TASK TO COMPLETE =>
Can you give every line of the records below as a Markdown table with two columns, Row for the row number and Line for the line itself, leaving out any blank lines?

-- START OF ENTRIES SUPPLIED --

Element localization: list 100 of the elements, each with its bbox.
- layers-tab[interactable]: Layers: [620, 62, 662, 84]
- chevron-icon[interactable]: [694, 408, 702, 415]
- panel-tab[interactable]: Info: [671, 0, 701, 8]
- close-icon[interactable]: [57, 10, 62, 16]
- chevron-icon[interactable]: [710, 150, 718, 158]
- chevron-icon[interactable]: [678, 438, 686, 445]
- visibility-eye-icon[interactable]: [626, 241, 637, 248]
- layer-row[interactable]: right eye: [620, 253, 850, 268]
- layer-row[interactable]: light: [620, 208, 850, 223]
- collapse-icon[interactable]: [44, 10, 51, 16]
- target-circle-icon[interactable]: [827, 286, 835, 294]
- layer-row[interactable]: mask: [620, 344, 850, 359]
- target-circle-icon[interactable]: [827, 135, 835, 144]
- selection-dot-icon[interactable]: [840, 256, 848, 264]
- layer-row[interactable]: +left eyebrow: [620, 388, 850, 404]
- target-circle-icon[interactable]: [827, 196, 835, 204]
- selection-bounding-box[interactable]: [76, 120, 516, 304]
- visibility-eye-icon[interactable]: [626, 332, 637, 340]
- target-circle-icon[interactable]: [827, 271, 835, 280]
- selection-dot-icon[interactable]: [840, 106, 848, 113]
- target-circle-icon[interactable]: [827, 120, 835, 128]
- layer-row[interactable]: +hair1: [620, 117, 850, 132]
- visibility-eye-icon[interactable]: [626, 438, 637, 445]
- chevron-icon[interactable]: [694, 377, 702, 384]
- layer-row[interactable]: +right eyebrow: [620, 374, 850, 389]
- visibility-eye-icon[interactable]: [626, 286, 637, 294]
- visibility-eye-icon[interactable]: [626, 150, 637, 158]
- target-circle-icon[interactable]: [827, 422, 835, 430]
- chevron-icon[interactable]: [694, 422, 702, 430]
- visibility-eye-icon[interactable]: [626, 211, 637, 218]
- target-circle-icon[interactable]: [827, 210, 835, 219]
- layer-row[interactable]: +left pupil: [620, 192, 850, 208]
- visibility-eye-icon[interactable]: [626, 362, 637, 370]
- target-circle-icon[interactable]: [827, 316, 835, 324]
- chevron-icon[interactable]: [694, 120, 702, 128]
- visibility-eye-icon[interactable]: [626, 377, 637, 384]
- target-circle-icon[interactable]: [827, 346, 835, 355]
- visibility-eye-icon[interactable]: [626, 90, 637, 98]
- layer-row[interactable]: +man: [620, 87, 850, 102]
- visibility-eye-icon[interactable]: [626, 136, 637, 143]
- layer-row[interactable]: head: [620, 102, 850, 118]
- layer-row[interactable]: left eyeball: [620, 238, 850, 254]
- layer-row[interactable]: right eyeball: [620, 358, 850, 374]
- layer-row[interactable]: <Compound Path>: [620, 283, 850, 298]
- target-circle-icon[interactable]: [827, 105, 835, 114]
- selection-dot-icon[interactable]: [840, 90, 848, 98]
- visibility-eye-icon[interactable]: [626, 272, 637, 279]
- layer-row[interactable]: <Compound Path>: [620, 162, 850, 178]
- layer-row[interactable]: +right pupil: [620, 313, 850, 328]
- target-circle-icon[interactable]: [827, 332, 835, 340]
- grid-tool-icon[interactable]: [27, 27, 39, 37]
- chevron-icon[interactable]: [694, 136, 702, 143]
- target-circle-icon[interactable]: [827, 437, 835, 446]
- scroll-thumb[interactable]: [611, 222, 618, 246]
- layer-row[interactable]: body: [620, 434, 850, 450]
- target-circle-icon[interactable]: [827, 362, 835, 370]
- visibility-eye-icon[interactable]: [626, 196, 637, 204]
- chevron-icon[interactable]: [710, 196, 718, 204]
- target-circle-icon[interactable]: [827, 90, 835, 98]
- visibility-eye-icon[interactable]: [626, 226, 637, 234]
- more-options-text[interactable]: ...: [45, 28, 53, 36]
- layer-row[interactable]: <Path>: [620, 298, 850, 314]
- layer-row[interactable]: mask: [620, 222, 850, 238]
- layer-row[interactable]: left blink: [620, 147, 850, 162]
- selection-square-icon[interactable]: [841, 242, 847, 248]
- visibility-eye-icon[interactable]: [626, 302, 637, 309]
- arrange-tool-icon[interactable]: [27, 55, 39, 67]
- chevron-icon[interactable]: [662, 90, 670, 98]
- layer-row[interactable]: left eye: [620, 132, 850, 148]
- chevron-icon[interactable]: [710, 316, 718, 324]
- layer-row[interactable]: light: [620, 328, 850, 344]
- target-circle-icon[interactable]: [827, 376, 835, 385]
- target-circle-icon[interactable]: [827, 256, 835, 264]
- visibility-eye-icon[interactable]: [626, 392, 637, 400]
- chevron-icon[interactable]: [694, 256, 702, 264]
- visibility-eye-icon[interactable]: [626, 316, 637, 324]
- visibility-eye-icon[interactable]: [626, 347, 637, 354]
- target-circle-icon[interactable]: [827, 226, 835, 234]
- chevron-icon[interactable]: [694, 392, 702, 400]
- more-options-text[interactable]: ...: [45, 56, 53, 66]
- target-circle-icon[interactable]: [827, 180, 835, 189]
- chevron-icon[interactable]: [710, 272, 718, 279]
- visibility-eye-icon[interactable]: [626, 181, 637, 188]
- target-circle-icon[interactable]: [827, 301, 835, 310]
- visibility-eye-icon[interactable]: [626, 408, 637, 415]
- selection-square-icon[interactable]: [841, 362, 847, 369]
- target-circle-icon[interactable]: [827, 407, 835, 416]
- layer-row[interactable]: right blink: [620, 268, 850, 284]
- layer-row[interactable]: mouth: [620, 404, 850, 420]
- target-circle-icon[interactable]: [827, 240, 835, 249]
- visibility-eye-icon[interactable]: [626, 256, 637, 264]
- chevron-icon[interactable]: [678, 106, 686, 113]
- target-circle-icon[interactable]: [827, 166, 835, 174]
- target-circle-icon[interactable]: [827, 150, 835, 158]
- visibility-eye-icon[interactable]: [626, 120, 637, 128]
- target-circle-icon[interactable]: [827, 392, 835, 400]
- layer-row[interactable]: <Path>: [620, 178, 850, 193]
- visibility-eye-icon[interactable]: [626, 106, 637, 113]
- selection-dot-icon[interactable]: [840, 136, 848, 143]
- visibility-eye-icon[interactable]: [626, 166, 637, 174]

-- END OF ENTRIES SUPPLIED --

RESULT OF THIS TASK =>
| Row | Line |
|---|---|
| 1 | Element localization: list 100 of the elements, each with its bbox. |
| 2 | - layers-tab[interactable]: Layers: [620, 62, 662, 84] |
| 3 | - chevron-icon[interactable]: [694, 408, 702, 415] |
| 4 | - panel-tab[interactable]: Info: [671, 0, 701, 8] |
| 5 | - close-icon[interactable]: [57, 10, 62, 16] |
| 6 | - chevron-icon[interactable]: [710, 150, 718, 158] |
| 7 | - chevron-icon[interactable]: [678, 438, 686, 445] |
| 8 | - visibility-eye-icon[interactable]: [626, 241, 637, 248] |
| 9 | - layer-row[interactable]: right eye: [620, 253, 850, 268] |
| 10 | - layer-row[interactable]: light: [620, 208, 850, 223] |
| 11 | - collapse-icon[interactable]: [44, 10, 51, 16] |
| 12 | - target-circle-icon[interactable]: [827, 286, 835, 294] |
| 13 | - layer-row[interactable]: mask: [620, 344, 850, 359] |
| 14 | - target-circle-icon[interactable]: [827, 135, 835, 144] |
| 15 | - selection-dot-icon[interactable]: [840, 256, 848, 264] |
| 16 | - layer-row[interactable]: +left eyebrow: [620, 388, 850, 404] |
| 17 | - target-circle-icon[interactable]: [827, 196, 835, 204] |
| 18 | - selection-bounding-box[interactable]: [76, 120, 516, 304] |
| 19 | - visibility-eye-icon[interactable]: [626, 332, 637, 340] |
| 20 | - target-circle-icon[interactable]: [827, 271, 835, 280] |
| 21 | - selection-dot-icon[interactable]: [840, 106, 848, 113] |
| 22 | - target-circle-icon[interactable]: [827, 120, 835, 128] |
| 23 | - layer-row[interactable]: +hair1: [620, 117, 850, 132] |
| 24 | - visibility-eye-icon[interactable]: [626, 438, 637, 445] |
| 25 | - chevron-icon[interactable]: [694, 377, 702, 384] |
| 26 | - layer-row[interactable]: +right eyebrow: [620, 374, 850, 389] |
| 27 | - visibility-eye-icon[interactable]: [626, 286, 637, 294] |
| 28 | - visibility-eye-icon[interactable]: [626, 150, 637, 158] |
| 29 | - target-circle-icon[interactable]: [827, 422, 835, 430] |
| 30 | - chevron-icon[interactable]: [694, 422, 702, 430] |
| 31 | - visibility-eye-icon[interactable]: [626, 211, 637, 218] |
| 32 | - target-circle-icon[interactable]: [827, 210, 835, 219] |
| 33 | - layer-row[interactable]: +left pupil: [620, 192, 850, 208] |
| 34 | - visibility-eye-icon[interactable]: [626, 362, 637, 370] |
| 35 | - target-circle-icon[interactable]: [827, 316, 835, 324] |
| 36 | - chevron-icon[interactable]: [694, 120, 702, 128] |
| 37 | - visibility-eye-icon[interactable]: [626, 377, 637, 384] |
| 38 | - target-circle-icon[interactable]: [827, 346, 835, 355] |
| 39 | - visibility-eye-icon[interactable]: [626, 90, 637, 98] |
| 40 | - layer-row[interactable]: +man: [620, 87, 850, 102] |
| 41 | - visibility-eye-icon[interactable]: [626, 136, 637, 143] |
| 42 | - layer-row[interactable]: head: [620, 102, 850, 118] |
| 43 | - layer-row[interactable]: left eyeball: [620, 238, 850, 254] |
| 44 | - layer-row[interactable]: right eyeball: [620, 358, 850, 374] |
| 45 | - layer-row[interactable]: <Compound Path>: [620, 283, 850, 298] |
| 46 | - target-circle-icon[interactable]: [827, 105, 835, 114] |
| 47 | - selection-dot-icon[interactable]: [840, 90, 848, 98] |
| 48 | - visibility-eye-icon[interactable]: [626, 272, 637, 279] |
| 49 | - layer-row[interactable]: <Compound Path>: [620, 162, 850, 178] |
| 50 | - layer-row[interactable]: +right pupil: [620, 313, 850, 328] |
| 51 | - target-circle-icon[interactable]: [827, 332, 835, 340] |
| 52 | - grid-tool-icon[interactable]: [27, 27, 39, 37] |
| 53 | - chevron-icon[interactable]: [694, 136, 702, 143] |
| 54 | - target-circle-icon[interactable]: [827, 437, 835, 446] |
| 55 | - scroll-thumb[interactable]: [611, 222, 618, 246] |
| 56 | - layer-row[interactable]: body: [620, 434, 850, 450] |
| 57 | - target-circle-icon[interactable]: [827, 362, 835, 370] |
| 58 | - visibility-eye-icon[interactable]: [626, 196, 637, 204] |
| 59 | - chevron-icon[interactable]: [710, 196, 718, 204] |
| 60 | - target-circle-icon[interactable]: [827, 90, 835, 98] |
| 61 | - visibility-eye-icon[interactable]: [626, 226, 637, 234] |
| 62 | - more-options-text[interactable]: ...: [45, 28, 53, 36] |
| 63 | - layer-row[interactable]: <Path>: [620, 298, 850, 314] |
| 64 | - layer-row[interactable]: mask: [620, 222, 850, 238] |
| 65 | - layer-row[interactable]: left blink: [620, 147, 850, 162] |
| 66 | - selection-square-icon[interactable]: [841, 242, 847, 248] |
| 67 | - visibility-eye-icon[interactable]: [626, 302, 637, 309] |
| 68 | - arrange-tool-icon[interactable]: [27, 55, 39, 67] |
| 69 | - chevron-icon[interactable]: [662, 90, 670, 98] |
| 70 | - layer-row[interactable]: left eye: [620, 132, 850, 148] |
| 71 | - chevron-icon[interactable]: [710, 316, 718, 324] |
| 72 | - layer-row[interactable]: light: [620, 328, 850, 344] |
| 73 | - target-circle-icon[interactable]: [827, 376, 835, 385] |
| 74 | - target-circle-icon[interactable]: [827, 256, 835, 264] |
| 75 | - visibility-eye-icon[interactable]: [626, 392, 637, 400] |
| 76 | - chevron-icon[interactable]: [694, 256, 702, 264] |
| 77 | - visibility-eye-icon[interactable]: [626, 316, 637, 324] |
| 78 | - visibility-eye-icon[interactable]: [626, 347, 637, 354] |
| 79 | - target-circle-icon[interactable]: [827, 226, 835, 234] |
| 80 | - chevron-icon[interactable]: [694, 392, 702, 400] |
| 81 | - more-options-text[interactable]: ...: [45, 56, 53, 66] |
| 82 | - target-circle-icon[interactable]: [827, 180, 835, 189] |
| 83 | - chevron-icon[interactable]: [710, 272, 718, 279] |
| 84 | - visibility-eye-icon[interactable]: [626, 181, 637, 188] |
| 85 | - target-circle-icon[interactable]: [827, 301, 835, 310] |
| 86 | - visibility-eye-icon[interactable]: [626, 408, 637, 415] |
| 87 | - selection-square-icon[interactable]: [841, 362, 847, 369] |
| 88 | - target-circle-icon[interactable]: [827, 407, 835, 416] |
| 89 | - layer-row[interactable]: right blink: [620, 268, 850, 284] |
| 90 | - layer-row[interactable]: mouth: [620, 404, 850, 420] |
| 91 | - target-circle-icon[interactable]: [827, 240, 835, 249] |
| 92 | - visibility-eye-icon[interactable]: [626, 256, 637, 264] |
| 93 | - chevron-icon[interactable]: [678, 106, 686, 113] |
| 94 | - target-circle-icon[interactable]: [827, 166, 835, 174] |
| 95 | - target-circle-icon[interactable]: [827, 150, 835, 158] |
| 96 | - visibility-eye-icon[interactable]: [626, 120, 637, 128] |
| 97 | - target-circle-icon[interactable]: [827, 392, 835, 400] |
| 98 | - layer-row[interactable]: <Path>: [620, 178, 850, 193] |
| 99 | - visibility-eye-icon[interactable]: [626, 106, 637, 113] |
| 100 | - selection-dot-icon[interactable]: [840, 136, 848, 143] |
| 101 | - visibility-eye-icon[interactable]: [626, 166, 637, 174] |